# What you should do
Go through the entries one line at a time, and gather every line that has the word "label".

= = = = = = =

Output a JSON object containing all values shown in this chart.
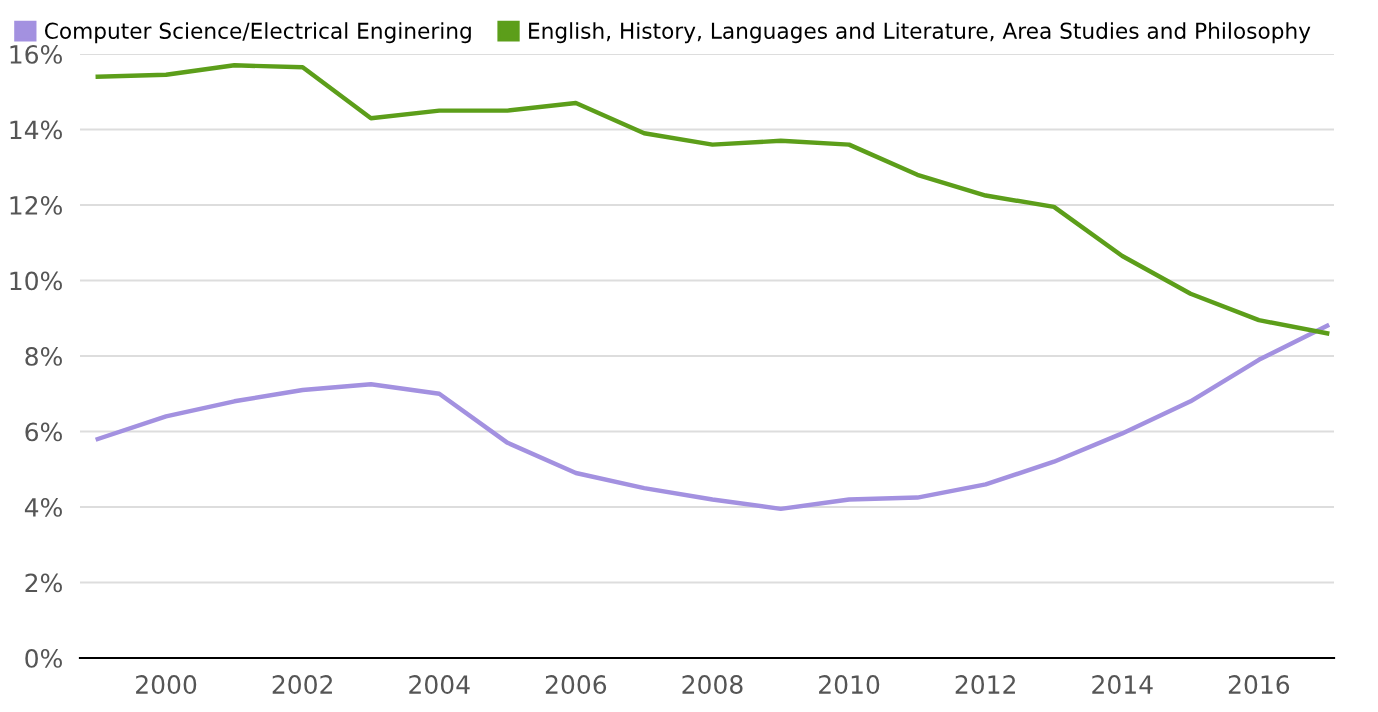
{
  "chart_data": {
    "type": "line",
    "x": [
      1999,
      2000,
      2001,
      2002,
      2003,
      2004,
      2005,
      2006,
      2007,
      2008,
      2009,
      2010,
      2011,
      2012,
      2013,
      2014,
      2015,
      2016,
      2017
    ],
    "series": [
      {
        "name": "Computer Science/Electrical Enginering",
        "color": "#a391e0",
        "values": [
          5.8,
          6.4,
          6.8,
          7.1,
          7.25,
          7.0,
          5.7,
          4.9,
          4.5,
          4.2,
          3.95,
          4.2,
          4.25,
          4.6,
          5.2,
          5.95,
          6.8,
          7.9,
          8.8
        ]
      },
      {
        "name": "English, History, Languages and Literature, Area Studies and Philosophy",
        "color": "#5c9e1a",
        "values": [
          15.4,
          15.45,
          15.7,
          15.65,
          14.3,
          14.5,
          14.5,
          14.7,
          13.9,
          13.6,
          13.7,
          13.6,
          12.8,
          12.25,
          11.95,
          10.65,
          9.65,
          8.95,
          8.6
        ]
      }
    ],
    "xlim": [
      1998.74,
      2017.1
    ],
    "xticks": [
      2000,
      2002,
      2004,
      2006,
      2008,
      2010,
      2012,
      2014,
      2016
    ],
    "ylim": [
      0,
      16
    ],
    "yticks": [
      {
        "value": 0,
        "label": "0%"
      },
      {
        "value": 2,
        "label": "2%"
      },
      {
        "value": 4,
        "label": "4%"
      },
      {
        "value": 6,
        "label": "6%"
      },
      {
        "value": 8,
        "label": "8%"
      },
      {
        "value": 10,
        "label": "10%"
      },
      {
        "value": 12,
        "label": "12%"
      },
      {
        "value": 14,
        "label": "14%"
      },
      {
        "value": 16,
        "label": "16%"
      }
    ],
    "grid": "y",
    "legend": "top left",
    "marker": "none",
    "line_style": "solid"
  }
}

= = = = = = =

# Written response
        "label": "0%"
        "label": "2%"
        "label": "4%"
        "label": "6%"
        "label": "8%"
        "label": "10%"
        "label": "12%"
        "label": "14%"
        "label": "16%"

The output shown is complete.